▶ _Entries shown_:
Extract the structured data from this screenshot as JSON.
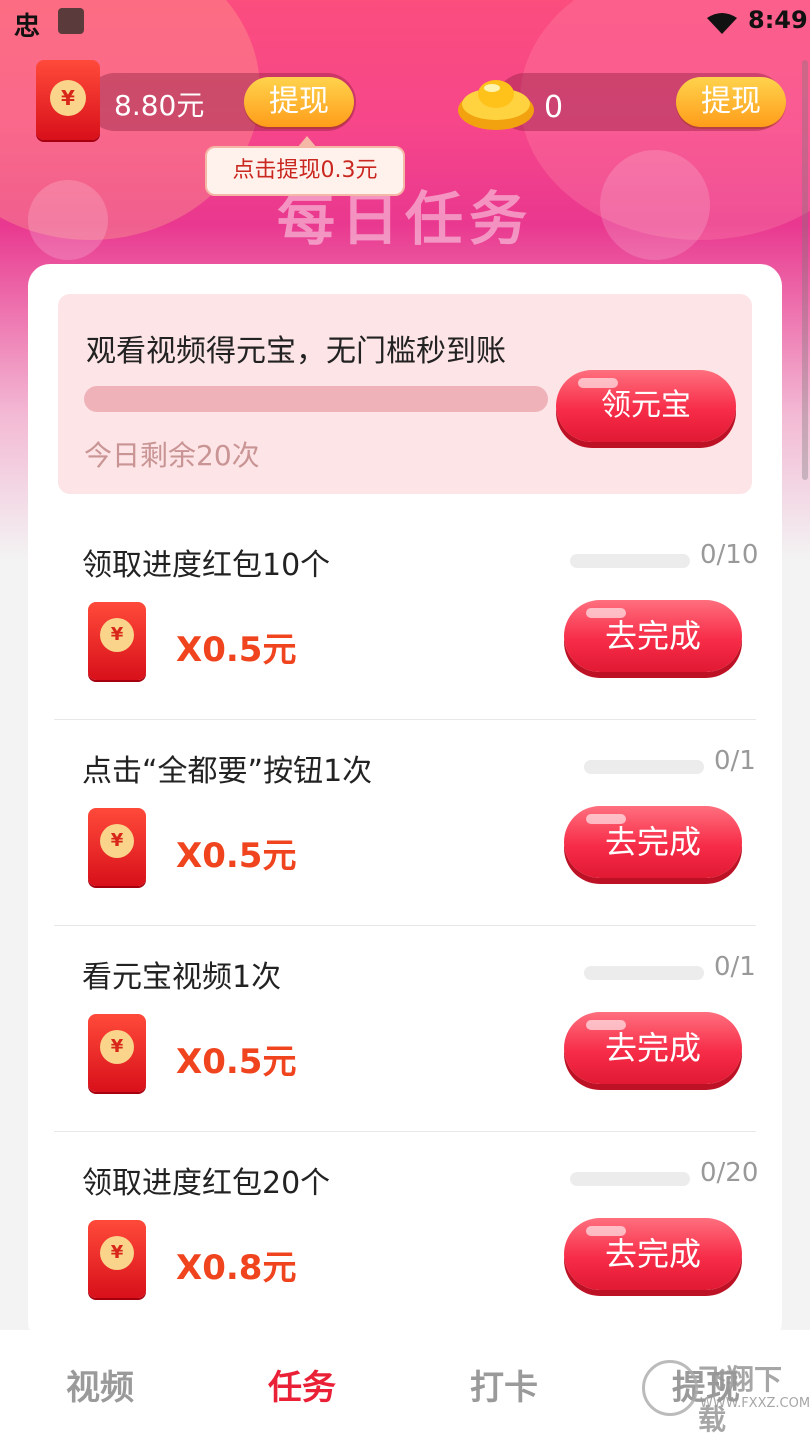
{
  "status_bar": {
    "left_glyph": "忠",
    "time": "8:49"
  },
  "header": {
    "banner_title": "每日任务",
    "wallet": {
      "amount": "8.80元",
      "withdraw_label": "提现"
    },
    "ingots": {
      "count": "0",
      "withdraw_label": "提现"
    },
    "tooltip": "点击提现0.3元"
  },
  "video_task": {
    "title": "观看视频得元宝，无门槛秒到账",
    "remaining": "今日剩余20次",
    "button": "领元宝"
  },
  "tasks": [
    {
      "title": "领取进度红包10个",
      "progress": "0/10",
      "reward": "X0.5元",
      "button": "去完成"
    },
    {
      "title": "点击“全都要”按钮1次",
      "progress": "0/1",
      "reward": "X0.5元",
      "button": "去完成"
    },
    {
      "title": "看元宝视频1次",
      "progress": "0/1",
      "reward": "X0.5元",
      "button": "去完成"
    },
    {
      "title": "领取进度红包20个",
      "progress": "0/20",
      "reward": "X0.8元",
      "button": "去完成"
    }
  ],
  "redpack_symbol": "¥",
  "bottom_nav": [
    {
      "label": "视频",
      "active": false
    },
    {
      "label": "任务",
      "active": true
    },
    {
      "label": "打卡",
      "active": false
    },
    {
      "label": "提现",
      "active": false
    }
  ],
  "watermark": {
    "text": "飞翔下载",
    "sub": "WWW.FXXZ.COM"
  },
  "colors": {
    "accent": "#ea2037",
    "reward": "#f0441f",
    "withdraw": "#ff9d1a"
  }
}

▶ _What is required_:
Every line of the data above should be quoted exactly. Omit the pictures.

▶ _Response below_:
Extract the structured data from this screenshot as JSON.
{
  "status_bar": {
    "left_glyph": "忠",
    "time": "8:49"
  },
  "header": {
    "banner_title": "每日任务",
    "wallet": {
      "amount": "8.80元",
      "withdraw_label": "提现"
    },
    "ingots": {
      "count": "0",
      "withdraw_label": "提现"
    },
    "tooltip": "点击提现0.3元"
  },
  "video_task": {
    "title": "观看视频得元宝，无门槛秒到账",
    "remaining": "今日剩余20次",
    "button": "领元宝"
  },
  "tasks": [
    {
      "title": "领取进度红包10个",
      "progress": "0/10",
      "reward": "X0.5元",
      "button": "去完成"
    },
    {
      "title": "点击“全都要”按钮1次",
      "progress": "0/1",
      "reward": "X0.5元",
      "button": "去完成"
    },
    {
      "title": "看元宝视频1次",
      "progress": "0/1",
      "reward": "X0.5元",
      "button": "去完成"
    },
    {
      "title": "领取进度红包20个",
      "progress": "0/20",
      "reward": "X0.8元",
      "button": "去完成"
    }
  ],
  "redpack_symbol": "¥",
  "bottom_nav": [
    {
      "label": "视频",
      "active": false
    },
    {
      "label": "任务",
      "active": true
    },
    {
      "label": "打卡",
      "active": false
    },
    {
      "label": "提现",
      "active": false
    }
  ],
  "watermark": {
    "text": "飞翔下载",
    "sub": "WWW.FXXZ.COM"
  },
  "colors": {
    "accent": "#ea2037",
    "reward": "#f0441f",
    "withdraw": "#ff9d1a"
  }
}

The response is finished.